* EXERCISE DATA:

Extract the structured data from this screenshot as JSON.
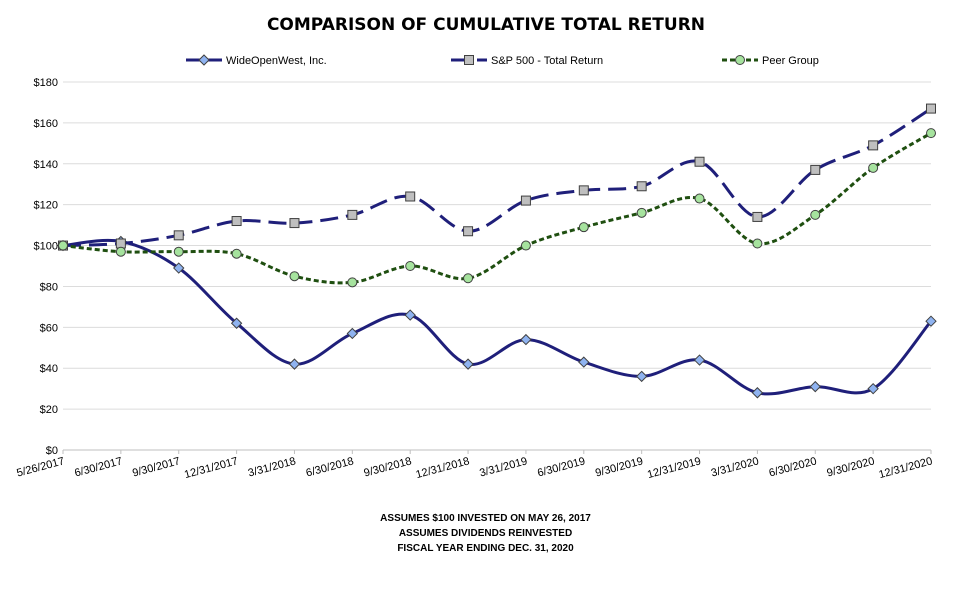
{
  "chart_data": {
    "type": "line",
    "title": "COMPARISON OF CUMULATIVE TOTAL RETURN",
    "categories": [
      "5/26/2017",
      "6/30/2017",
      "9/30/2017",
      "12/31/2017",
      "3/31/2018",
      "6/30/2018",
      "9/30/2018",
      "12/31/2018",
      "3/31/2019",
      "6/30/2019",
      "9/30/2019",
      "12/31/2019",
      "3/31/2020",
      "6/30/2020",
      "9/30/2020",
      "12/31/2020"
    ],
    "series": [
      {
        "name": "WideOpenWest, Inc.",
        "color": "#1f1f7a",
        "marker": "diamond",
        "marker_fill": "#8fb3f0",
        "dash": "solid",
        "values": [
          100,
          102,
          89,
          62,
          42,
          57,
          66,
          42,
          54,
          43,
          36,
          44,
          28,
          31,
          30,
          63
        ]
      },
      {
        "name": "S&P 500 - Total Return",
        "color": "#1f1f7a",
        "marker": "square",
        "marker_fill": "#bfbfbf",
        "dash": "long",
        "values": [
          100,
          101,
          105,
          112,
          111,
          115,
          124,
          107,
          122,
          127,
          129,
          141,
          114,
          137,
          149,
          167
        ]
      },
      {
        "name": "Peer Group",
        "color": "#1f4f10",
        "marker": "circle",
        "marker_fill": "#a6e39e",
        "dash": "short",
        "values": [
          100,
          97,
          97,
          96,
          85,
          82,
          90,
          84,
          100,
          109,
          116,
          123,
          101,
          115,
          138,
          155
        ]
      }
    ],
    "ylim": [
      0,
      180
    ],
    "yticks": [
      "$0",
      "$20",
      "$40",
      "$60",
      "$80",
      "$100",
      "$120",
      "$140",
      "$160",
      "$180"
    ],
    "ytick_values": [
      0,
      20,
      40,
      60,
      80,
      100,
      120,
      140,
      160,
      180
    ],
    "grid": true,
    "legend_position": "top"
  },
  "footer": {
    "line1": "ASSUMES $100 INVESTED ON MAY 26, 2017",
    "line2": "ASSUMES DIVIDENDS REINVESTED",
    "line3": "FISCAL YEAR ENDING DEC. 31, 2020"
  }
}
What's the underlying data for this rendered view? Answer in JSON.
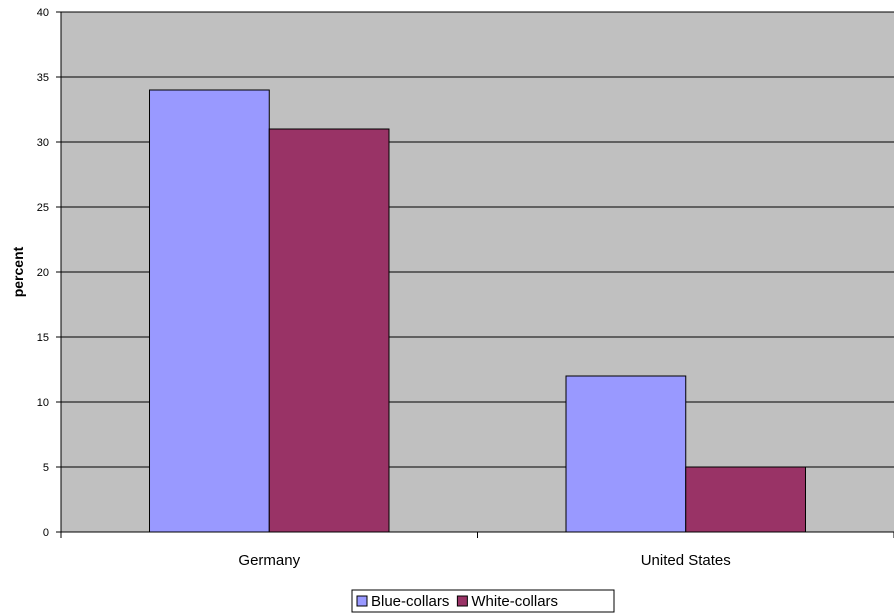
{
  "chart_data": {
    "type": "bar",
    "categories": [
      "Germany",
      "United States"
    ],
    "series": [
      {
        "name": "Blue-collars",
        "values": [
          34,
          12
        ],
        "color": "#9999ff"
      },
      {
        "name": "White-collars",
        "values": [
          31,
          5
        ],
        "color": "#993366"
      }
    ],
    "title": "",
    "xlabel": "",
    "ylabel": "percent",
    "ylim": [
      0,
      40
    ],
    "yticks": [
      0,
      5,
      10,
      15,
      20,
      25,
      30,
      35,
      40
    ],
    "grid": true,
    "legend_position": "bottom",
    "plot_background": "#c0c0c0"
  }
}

--

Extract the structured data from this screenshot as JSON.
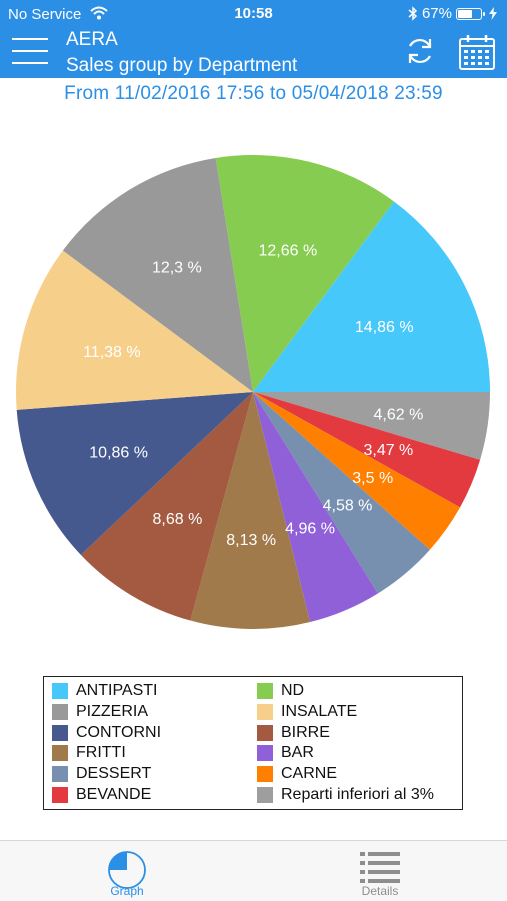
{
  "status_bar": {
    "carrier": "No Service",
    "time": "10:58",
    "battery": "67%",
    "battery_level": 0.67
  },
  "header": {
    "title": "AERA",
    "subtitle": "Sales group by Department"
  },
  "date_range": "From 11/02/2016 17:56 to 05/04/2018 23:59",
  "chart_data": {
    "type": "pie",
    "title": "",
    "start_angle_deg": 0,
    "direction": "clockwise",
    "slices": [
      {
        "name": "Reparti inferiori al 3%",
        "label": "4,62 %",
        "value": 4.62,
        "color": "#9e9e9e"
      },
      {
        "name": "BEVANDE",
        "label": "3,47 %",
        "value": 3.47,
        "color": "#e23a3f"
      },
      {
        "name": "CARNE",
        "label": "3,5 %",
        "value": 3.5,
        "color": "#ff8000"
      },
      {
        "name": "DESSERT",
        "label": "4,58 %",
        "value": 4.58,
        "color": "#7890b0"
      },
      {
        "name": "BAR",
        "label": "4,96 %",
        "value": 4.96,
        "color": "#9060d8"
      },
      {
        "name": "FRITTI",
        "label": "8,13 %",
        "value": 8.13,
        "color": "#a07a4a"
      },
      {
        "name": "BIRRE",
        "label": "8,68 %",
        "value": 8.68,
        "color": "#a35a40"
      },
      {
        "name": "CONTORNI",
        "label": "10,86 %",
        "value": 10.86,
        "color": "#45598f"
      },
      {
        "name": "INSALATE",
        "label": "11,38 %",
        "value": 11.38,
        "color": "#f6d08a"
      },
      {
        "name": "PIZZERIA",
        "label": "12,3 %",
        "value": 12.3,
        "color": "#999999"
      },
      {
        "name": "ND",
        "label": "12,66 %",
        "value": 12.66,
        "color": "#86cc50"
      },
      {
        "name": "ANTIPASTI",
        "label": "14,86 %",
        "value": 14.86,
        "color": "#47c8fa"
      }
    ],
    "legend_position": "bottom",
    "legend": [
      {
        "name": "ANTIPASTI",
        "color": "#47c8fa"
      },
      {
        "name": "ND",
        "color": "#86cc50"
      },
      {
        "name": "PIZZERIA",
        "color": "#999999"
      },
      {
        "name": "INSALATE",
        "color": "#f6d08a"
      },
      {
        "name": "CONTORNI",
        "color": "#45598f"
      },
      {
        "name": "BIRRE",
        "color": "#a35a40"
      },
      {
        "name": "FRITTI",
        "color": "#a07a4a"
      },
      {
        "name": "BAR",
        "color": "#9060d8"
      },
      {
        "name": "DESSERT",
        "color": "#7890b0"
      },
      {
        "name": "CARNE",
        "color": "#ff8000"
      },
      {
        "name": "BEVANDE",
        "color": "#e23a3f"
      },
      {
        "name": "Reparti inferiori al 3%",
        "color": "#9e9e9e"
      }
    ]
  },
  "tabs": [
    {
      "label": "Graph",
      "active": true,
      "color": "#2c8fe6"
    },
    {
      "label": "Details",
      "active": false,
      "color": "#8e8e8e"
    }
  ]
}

--

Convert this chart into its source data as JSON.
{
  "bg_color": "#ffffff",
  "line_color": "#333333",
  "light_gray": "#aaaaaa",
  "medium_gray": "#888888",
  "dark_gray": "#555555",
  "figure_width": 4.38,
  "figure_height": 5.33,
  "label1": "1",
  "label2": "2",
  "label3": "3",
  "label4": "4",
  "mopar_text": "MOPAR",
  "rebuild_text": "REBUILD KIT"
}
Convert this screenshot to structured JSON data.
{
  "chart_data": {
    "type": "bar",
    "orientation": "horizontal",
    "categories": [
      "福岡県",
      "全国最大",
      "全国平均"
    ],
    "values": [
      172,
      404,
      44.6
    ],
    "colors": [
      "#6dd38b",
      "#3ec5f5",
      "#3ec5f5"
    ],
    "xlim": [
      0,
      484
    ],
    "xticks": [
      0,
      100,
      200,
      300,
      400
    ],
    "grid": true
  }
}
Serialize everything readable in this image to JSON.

* REQUIRED TASK:
In the listing above, find the line with "Convert this chart" and the line with "Serialize everything readable", then print exactly those two lines and every line between them, and nothing more.

* EXPECTED OUTPUT:
Convert this chart into its source data as JSON.
{
  "bg_color": "#ffffff",
  "line_color": "#333333",
  "light_gray": "#aaaaaa",
  "medium_gray": "#888888",
  "dark_gray": "#555555",
  "figure_width": 4.38,
  "figure_height": 5.33,
  "label1": "1",
  "label2": "2",
  "label3": "3",
  "label4": "4",
  "mopar_text": "MOPAR",
  "rebuild_text": "REBUILD KIT"
}
Convert this screenshot to structured JSON data.
{
  "chart_data": {
    "type": "bar",
    "orientation": "horizontal",
    "categories": [
      "福岡県",
      "全国最大",
      "全国平均"
    ],
    "values": [
      172,
      404,
      44.6
    ],
    "colors": [
      "#6dd38b",
      "#3ec5f5",
      "#3ec5f5"
    ],
    "xlim": [
      0,
      484
    ],
    "xticks": [
      0,
      100,
      200,
      300,
      400
    ],
    "grid": true
  }
}
Serialize everything readable in this image to JSON.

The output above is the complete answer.